• [GIVEN REQUEST]: You are to retype all of the data exactly as it appears.
::: EXCERPTED RECORDS :::
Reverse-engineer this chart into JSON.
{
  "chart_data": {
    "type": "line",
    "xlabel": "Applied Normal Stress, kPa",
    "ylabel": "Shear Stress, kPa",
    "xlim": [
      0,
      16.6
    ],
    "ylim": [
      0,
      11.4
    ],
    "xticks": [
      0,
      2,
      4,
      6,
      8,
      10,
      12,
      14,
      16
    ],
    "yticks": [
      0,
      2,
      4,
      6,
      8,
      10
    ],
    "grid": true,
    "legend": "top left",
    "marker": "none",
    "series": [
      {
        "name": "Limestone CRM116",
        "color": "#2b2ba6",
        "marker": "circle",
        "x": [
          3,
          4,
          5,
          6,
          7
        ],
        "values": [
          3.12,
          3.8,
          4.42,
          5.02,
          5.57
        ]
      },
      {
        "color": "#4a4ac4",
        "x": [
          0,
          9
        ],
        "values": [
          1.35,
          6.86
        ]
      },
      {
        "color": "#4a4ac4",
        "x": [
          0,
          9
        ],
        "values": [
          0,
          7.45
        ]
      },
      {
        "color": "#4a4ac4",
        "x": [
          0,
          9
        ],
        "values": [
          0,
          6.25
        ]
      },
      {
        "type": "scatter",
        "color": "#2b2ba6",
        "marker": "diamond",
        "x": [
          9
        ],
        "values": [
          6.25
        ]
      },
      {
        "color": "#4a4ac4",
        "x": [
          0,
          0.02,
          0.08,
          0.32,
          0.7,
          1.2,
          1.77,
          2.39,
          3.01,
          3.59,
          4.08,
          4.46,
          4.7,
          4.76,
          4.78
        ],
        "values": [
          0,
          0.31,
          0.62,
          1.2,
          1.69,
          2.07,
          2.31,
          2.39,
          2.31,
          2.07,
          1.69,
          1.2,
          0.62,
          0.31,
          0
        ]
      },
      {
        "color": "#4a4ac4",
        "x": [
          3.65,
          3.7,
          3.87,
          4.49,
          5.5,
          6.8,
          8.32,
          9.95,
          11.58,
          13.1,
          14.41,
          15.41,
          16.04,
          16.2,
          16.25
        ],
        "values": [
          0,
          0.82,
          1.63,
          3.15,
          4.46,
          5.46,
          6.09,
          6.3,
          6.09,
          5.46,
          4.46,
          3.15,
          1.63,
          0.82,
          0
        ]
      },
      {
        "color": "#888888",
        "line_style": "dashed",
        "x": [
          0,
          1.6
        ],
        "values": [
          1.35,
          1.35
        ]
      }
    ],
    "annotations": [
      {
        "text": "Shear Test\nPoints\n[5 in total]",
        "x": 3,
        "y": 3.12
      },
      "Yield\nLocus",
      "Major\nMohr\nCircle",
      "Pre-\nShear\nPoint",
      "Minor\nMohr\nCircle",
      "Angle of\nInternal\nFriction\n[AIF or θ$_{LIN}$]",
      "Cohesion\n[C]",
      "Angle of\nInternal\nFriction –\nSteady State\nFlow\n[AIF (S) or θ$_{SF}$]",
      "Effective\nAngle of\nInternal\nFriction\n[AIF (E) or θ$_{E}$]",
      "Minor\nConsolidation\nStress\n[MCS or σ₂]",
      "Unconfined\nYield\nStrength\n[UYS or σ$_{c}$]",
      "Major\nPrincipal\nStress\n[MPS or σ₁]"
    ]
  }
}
:::
• [SOLUTION TO THIS EXERCISE]:
Reverse-engineer this chart into JSON.
{
  "chart_data": {
    "type": "line",
    "xlabel": "Applied Normal Stress, kPa",
    "ylabel": "Shear Stress, kPa",
    "xlim": [
      0,
      16.6
    ],
    "ylim": [
      0,
      11.4
    ],
    "xticks": [
      0,
      2,
      4,
      6,
      8,
      10,
      12,
      14,
      16
    ],
    "yticks": [
      0,
      2,
      4,
      6,
      8,
      10
    ],
    "grid": true,
    "legend": "top left",
    "marker": "none",
    "series": [
      {
        "name": "Limestone CRM116",
        "color": "#2b2ba6",
        "marker": "circle",
        "x": [
          3,
          4,
          5,
          6,
          7
        ],
        "values": [
          3.12,
          3.8,
          4.42,
          5.02,
          5.57
        ]
      },
      {
        "color": "#4a4ac4",
        "x": [
          0,
          9
        ],
        "values": [
          1.35,
          6.86
        ]
      },
      {
        "color": "#4a4ac4",
        "x": [
          0,
          9
        ],
        "values": [
          0,
          7.45
        ]
      },
      {
        "color": "#4a4ac4",
        "x": [
          0,
          9
        ],
        "values": [
          0,
          6.25
        ]
      },
      {
        "type": "scatter",
        "color": "#2b2ba6",
        "marker": "diamond",
        "x": [
          9
        ],
        "values": [
          6.25
        ]
      },
      {
        "color": "#4a4ac4",
        "x": [
          0,
          0.02,
          0.08,
          0.32,
          0.7,
          1.2,
          1.77,
          2.39,
          3.01,
          3.59,
          4.08,
          4.46,
          4.7,
          4.76,
          4.78
        ],
        "values": [
          0,
          0.31,
          0.62,
          1.2,
          1.69,
          2.07,
          2.31,
          2.39,
          2.31,
          2.07,
          1.69,
          1.2,
          0.62,
          0.31,
          0
        ]
      },
      {
        "color": "#4a4ac4",
        "x": [
          3.65,
          3.7,
          3.87,
          4.49,
          5.5,
          6.8,
          8.32,
          9.95,
          11.58,
          13.1,
          14.41,
          15.41,
          16.04,
          16.2,
          16.25
        ],
        "values": [
          0,
          0.82,
          1.63,
          3.15,
          4.46,
          5.46,
          6.09,
          6.3,
          6.09,
          5.46,
          4.46,
          3.15,
          1.63,
          0.82,
          0
        ]
      },
      {
        "color": "#888888",
        "line_style": "dashed",
        "x": [
          0,
          1.6
        ],
        "values": [
          1.35,
          1.35
        ]
      }
    ],
    "annotations": [
      {
        "text": "Shear Test\nPoints\n[5 in total]",
        "x": 3,
        "y": 3.12
      },
      "Yield\nLocus",
      "Major\nMohr\nCircle",
      "Pre-\nShear\nPoint",
      "Minor\nMohr\nCircle",
      "Angle of\nInternal\nFriction\n[AIF or θ$_{LIN}$]",
      "Cohesion\n[C]",
      "Angle of\nInternal\nFriction –\nSteady State\nFlow\n[AIF (S) or θ$_{SF}$]",
      "Effective\nAngle of\nInternal\nFriction\n[AIF (E) or θ$_{E}$]",
      "Minor\nConsolidation\nStress\n[MCS or σ₂]",
      "Unconfined\nYield\nStrength\n[UYS or σ$_{c}$]",
      "Major\nPrincipal\nStress\n[MPS or σ₁]"
    ]
  }
}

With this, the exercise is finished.